(A run of records)
** BEGIN **

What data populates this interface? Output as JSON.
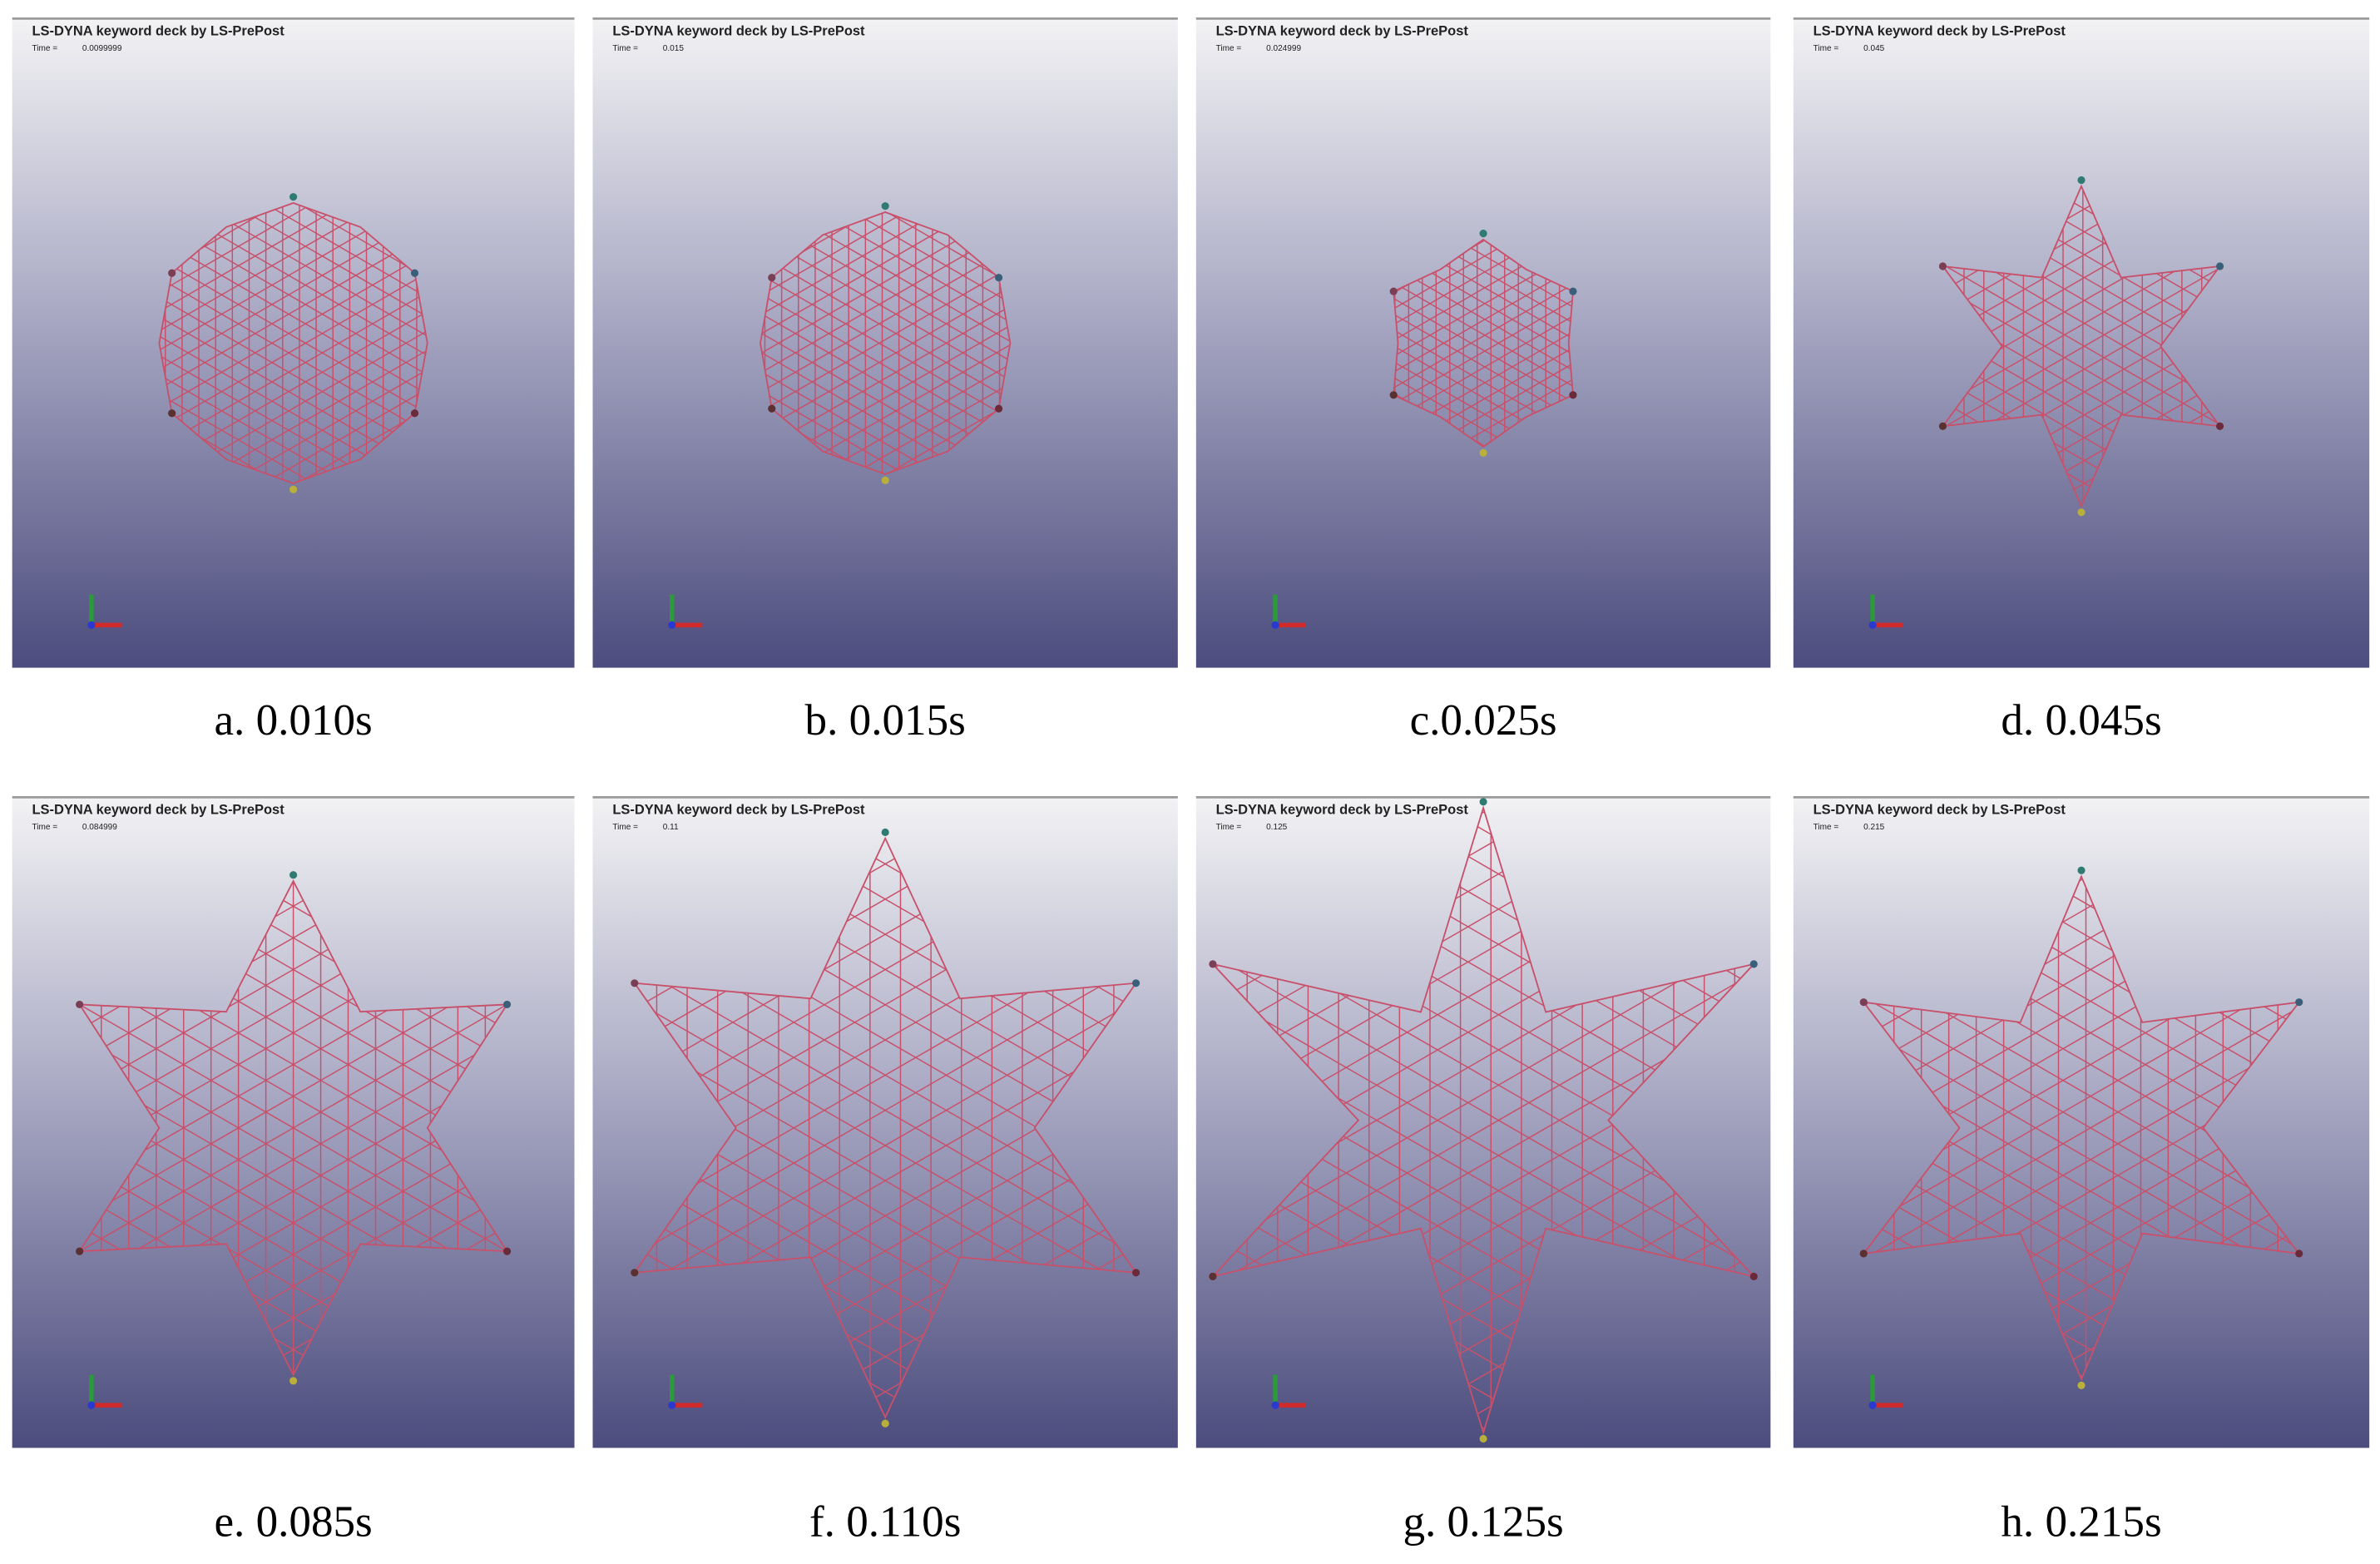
{
  "panels": [
    {
      "header": "LS-DYNA keyword deck by LS-PrePost",
      "time_label": "Time =",
      "time_value": "0.0099999",
      "caption": "a. 0.010s"
    },
    {
      "header": "LS-DYNA keyword deck by LS-PrePost",
      "time_label": "Time =",
      "time_value": "0.015",
      "caption": "b. 0.015s"
    },
    {
      "header": "LS-DYNA keyword deck by LS-PrePost",
      "time_label": "Time =",
      "time_value": "0.024999",
      "caption": "c.0.025s"
    },
    {
      "header": "LS-DYNA keyword deck by LS-PrePost",
      "time_label": "Time =",
      "time_value": "0.045",
      "caption": "d. 0.045s"
    },
    {
      "header": "LS-DYNA keyword deck by LS-PrePost",
      "time_label": "Time =",
      "time_value": "0.084999",
      "caption": "e. 0.085s"
    },
    {
      "header": "LS-DYNA keyword deck by LS-PrePost",
      "time_label": "Time =",
      "time_value": "0.11",
      "caption": "f. 0.110s"
    },
    {
      "header": "LS-DYNA keyword deck by LS-PrePost",
      "time_label": "Time =",
      "time_value": "0.125",
      "caption": "g. 0.125s"
    },
    {
      "header": "LS-DYNA keyword deck by LS-PrePost",
      "time_label": "Time =",
      "time_value": "0.215",
      "caption": "h. 0.215s"
    }
  ]
}
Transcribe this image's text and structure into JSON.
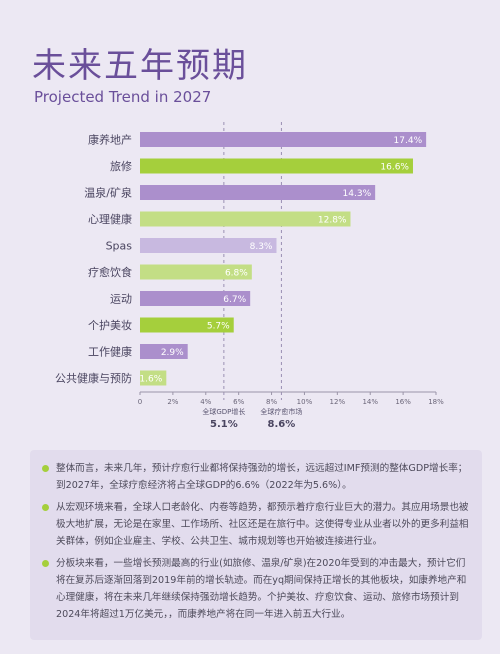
{
  "title": "未来五年预期",
  "subtitle": "Projected Trend in 2027",
  "chart_data": {
    "type": "bar",
    "orientation": "horizontal",
    "categories": [
      "康养地产",
      "旅修",
      "温泉/矿泉",
      "心理健康",
      "Spas",
      "疗愈饮食",
      "运动",
      "个护美妆",
      "工作健康",
      "公共健康与预防"
    ],
    "values": [
      17.4,
      16.6,
      14.3,
      12.8,
      8.3,
      6.8,
      6.7,
      5.7,
      2.9,
      1.6
    ],
    "value_labels": [
      "17.4%",
      "16.6%",
      "14.3%",
      "12.8%",
      "8.3%",
      "6.8%",
      "6.7%",
      "5.7%",
      "2.9%",
      "1.6%"
    ],
    "bar_colors": [
      "#ab8fcc",
      "#a5cf3c",
      "#ab8fcc",
      "#c3de85",
      "#c8b9e0",
      "#c3de85",
      "#ab8fcc",
      "#a5cf3c",
      "#ab8fcc",
      "#c3de85"
    ],
    "xlim": [
      0,
      18
    ],
    "x_ticks": [
      "0",
      "2%",
      "4%",
      "6%",
      "8%",
      "10%",
      "12%",
      "14%",
      "16%",
      "18%"
    ],
    "grid": false,
    "reference_lines": [
      {
        "value": 5.1,
        "label": "全球GDP增长",
        "value_label": "5.1%"
      },
      {
        "value": 8.6,
        "label": "全球疗愈市场",
        "value_label": "8.6%"
      }
    ]
  },
  "notes": [
    "整体而言，未来几年，预计疗愈行业都将保持强劲的增长，远远超过IMF预测的整体GDP增长率；到2027年，全球疗愈经济将占全球GDP的6.6%（2022年为5.6%）。",
    "从宏观环境来看，全球人口老龄化、内卷等趋势，都预示着疗愈行业巨大的潜力。其应用场景也被极大地扩展，无论是在家里、工作场所、社区还是在旅行中。这使得专业从业者以外的更多利益相关群体，例如企业雇主、学校、公共卫生、城市规划等也开始被连接进行业。",
    "分板块来看，一些增长预测最高的行业(如旅修、温泉/矿泉)在2020年受到的冲击最大，预计它们将在复苏后逐渐回落到2019年前的增长轨迹。而在yq期间保持正增长的其他板块，如康养地产和心理健康，将在未来几年继续保持强劲增长趋势。个护美妆、疗愈饮食、运动、旅修市场预计到2024年将超过1万亿美元，，而康养地产将在同一年进入前五大行业。"
  ],
  "colors": {
    "accent": "#6a4f9a",
    "purple_bar": "#ab8fcc",
    "green_bar": "#a5cf3c",
    "bullet": "#a5cf3c"
  }
}
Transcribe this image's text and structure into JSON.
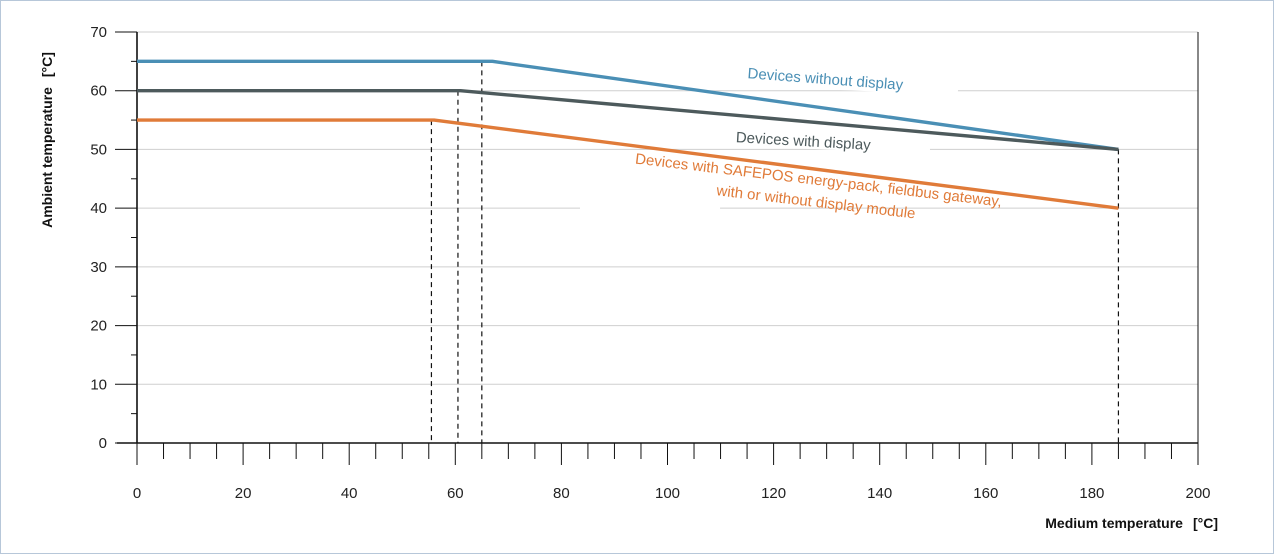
{
  "chart_data": {
    "type": "line",
    "xlabel": "Medium temperature",
    "xunit": "[°C]",
    "ylabel": "Ambient temperature",
    "yunit": "[°C]",
    "xlim": [
      0,
      200
    ],
    "ylim": [
      0,
      70
    ],
    "x_ticks": [
      0,
      20,
      40,
      60,
      80,
      100,
      120,
      140,
      160,
      180,
      200
    ],
    "y_ticks": [
      0,
      10,
      20,
      30,
      40,
      50,
      60,
      70
    ],
    "grid": "horizontal",
    "series": [
      {
        "name": "Devices without display",
        "color": "#4a8fb5",
        "points": [
          [
            0,
            65
          ],
          [
            67,
            65
          ],
          [
            185,
            50
          ]
        ]
      },
      {
        "name": "Devices with display",
        "color": "#4d5a5c",
        "points": [
          [
            0,
            60
          ],
          [
            61,
            60
          ],
          [
            185,
            50
          ]
        ]
      },
      {
        "name": "Devices with SAFEPOS energy-pack, fieldbus gateway, with or without display module",
        "label_lines": [
          "Devices with SAFEPOS energy-pack, fieldbus gateway,",
          "with or without display module"
        ],
        "color": "#e07b39",
        "points": [
          [
            0,
            55
          ],
          [
            56,
            55
          ],
          [
            185,
            40
          ]
        ]
      }
    ],
    "reference_x": [
      55.5,
      60.5,
      65,
      185
    ]
  }
}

** END **

#### What you should do
The records above need to be restated word for word, with the pictures left out.

#### Response for this exercise
What data populates this interface? Output as JSON.
{
  "panels": [
    {
      "header": "LS-DYNA keyword deck by LS-PrePost",
      "time_label": "Time =",
      "time_value": "0.0099999",
      "caption": "a. 0.010s"
    },
    {
      "header": "LS-DYNA keyword deck by LS-PrePost",
      "time_label": "Time =",
      "time_value": "0.015",
      "caption": "b. 0.015s"
    },
    {
      "header": "LS-DYNA keyword deck by LS-PrePost",
      "time_label": "Time =",
      "time_value": "0.024999",
      "caption": "c.0.025s"
    },
    {
      "header": "LS-DYNA keyword deck by LS-PrePost",
      "time_label": "Time =",
      "time_value": "0.045",
      "caption": "d. 0.045s"
    },
    {
      "header": "LS-DYNA keyword deck by LS-PrePost",
      "time_label": "Time =",
      "time_value": "0.084999",
      "caption": "e. 0.085s"
    },
    {
      "header": "LS-DYNA keyword deck by LS-PrePost",
      "time_label": "Time =",
      "time_value": "0.11",
      "caption": "f. 0.110s"
    },
    {
      "header": "LS-DYNA keyword deck by LS-PrePost",
      "time_label": "Time =",
      "time_value": "0.125",
      "caption": "g. 0.125s"
    },
    {
      "header": "LS-DYNA keyword deck by LS-PrePost",
      "time_label": "Time =",
      "time_value": "0.215",
      "caption": "h. 0.215s"
    }
  ]
}
Transcribe this image's text and structure into JSON.
{
  "title": "未来五年预期",
  "subtitle": "Projected Trend in 2027",
  "chart_data": {
    "type": "bar",
    "orientation": "horizontal",
    "categories": [
      "康养地产",
      "旅修",
      "温泉/矿泉",
      "心理健康",
      "Spas",
      "疗愈饮食",
      "运动",
      "个护美妆",
      "工作健康",
      "公共健康与预防"
    ],
    "values": [
      17.4,
      16.6,
      14.3,
      12.8,
      8.3,
      6.8,
      6.7,
      5.7,
      2.9,
      1.6
    ],
    "value_labels": [
      "17.4%",
      "16.6%",
      "14.3%",
      "12.8%",
      "8.3%",
      "6.8%",
      "6.7%",
      "5.7%",
      "2.9%",
      "1.6%"
    ],
    "bar_colors": [
      "#ab8fcc",
      "#a5cf3c",
      "#ab8fcc",
      "#c3de85",
      "#c8b9e0",
      "#c3de85",
      "#ab8fcc",
      "#a5cf3c",
      "#ab8fcc",
      "#c3de85"
    ],
    "xlim": [
      0,
      18
    ],
    "x_ticks": [
      "0",
      "2%",
      "4%",
      "6%",
      "8%",
      "10%",
      "12%",
      "14%",
      "16%",
      "18%"
    ],
    "grid": false,
    "reference_lines": [
      {
        "value": 5.1,
        "label": "全球GDP增长",
        "value_label": "5.1%"
      },
      {
        "value": 8.6,
        "label": "全球疗愈市场",
        "value_label": "8.6%"
      }
    ]
  },
  "notes": [
    "整体而言，未来几年，预计疗愈行业都将保持强劲的增长，远远超过IMF预测的整体GDP增长率；到2027年，全球疗愈经济将占全球GDP的6.6%（2022年为5.6%）。",
    "从宏观环境来看，全球人口老龄化、内卷等趋势，都预示着疗愈行业巨大的潜力。其应用场景也被极大地扩展，无论是在家里、工作场所、社区还是在旅行中。这使得专业从业者以外的更多利益相关群体，例如企业雇主、学校、公共卫生、城市规划等也开始被连接进行业。",
    "分板块来看，一些增长预测最高的行业(如旅修、温泉/矿泉)在2020年受到的冲击最大，预计它们将在复苏后逐渐回落到2019年前的增长轨迹。而在yq期间保持正增长的其他板块，如康养地产和心理健康，将在未来几年继续保持强劲增长趋势。个护美妆、疗愈饮食、运动、旅修市场预计到2024年将超过1万亿美元，，而康养地产将在同一年进入前五大行业。"
  ],
  "colors": {
    "accent": "#6a4f9a",
    "purple_bar": "#ab8fcc",
    "green_bar": "#a5cf3c",
    "bullet": "#a5cf3c"
  }
}
Transcribe this image's text and structure into JSON.
{
  "chart_data": {
    "type": "line",
    "xlabel": "Medium temperature",
    "xunit": "[°C]",
    "ylabel": "Ambient temperature",
    "yunit": "[°C]",
    "xlim": [
      0,
      200
    ],
    "ylim": [
      0,
      70
    ],
    "x_ticks": [
      0,
      20,
      40,
      60,
      80,
      100,
      120,
      140,
      160,
      180,
      200
    ],
    "y_ticks": [
      0,
      10,
      20,
      30,
      40,
      50,
      60,
      70
    ],
    "grid": "horizontal",
    "series": [
      {
        "name": "Devices without display",
        "color": "#4a8fb5",
        "points": [
          [
            0,
            65
          ],
          [
            67,
            65
          ],
          [
            185,
            50
          ]
        ]
      },
      {
        "name": "Devices with display",
        "color": "#4d5a5c",
        "points": [
          [
            0,
            60
          ],
          [
            61,
            60
          ],
          [
            185,
            50
          ]
        ]
      },
      {
        "name": "Devices with SAFEPOS energy-pack, fieldbus gateway, with or without display module",
        "label_lines": [
          "Devices with SAFEPOS energy-pack, fieldbus gateway,",
          "with or without display module"
        ],
        "color": "#e07b39",
        "points": [
          [
            0,
            55
          ],
          [
            56,
            55
          ],
          [
            185,
            40
          ]
        ]
      }
    ],
    "reference_x": [
      55.5,
      60.5,
      65,
      185
    ]
  }
}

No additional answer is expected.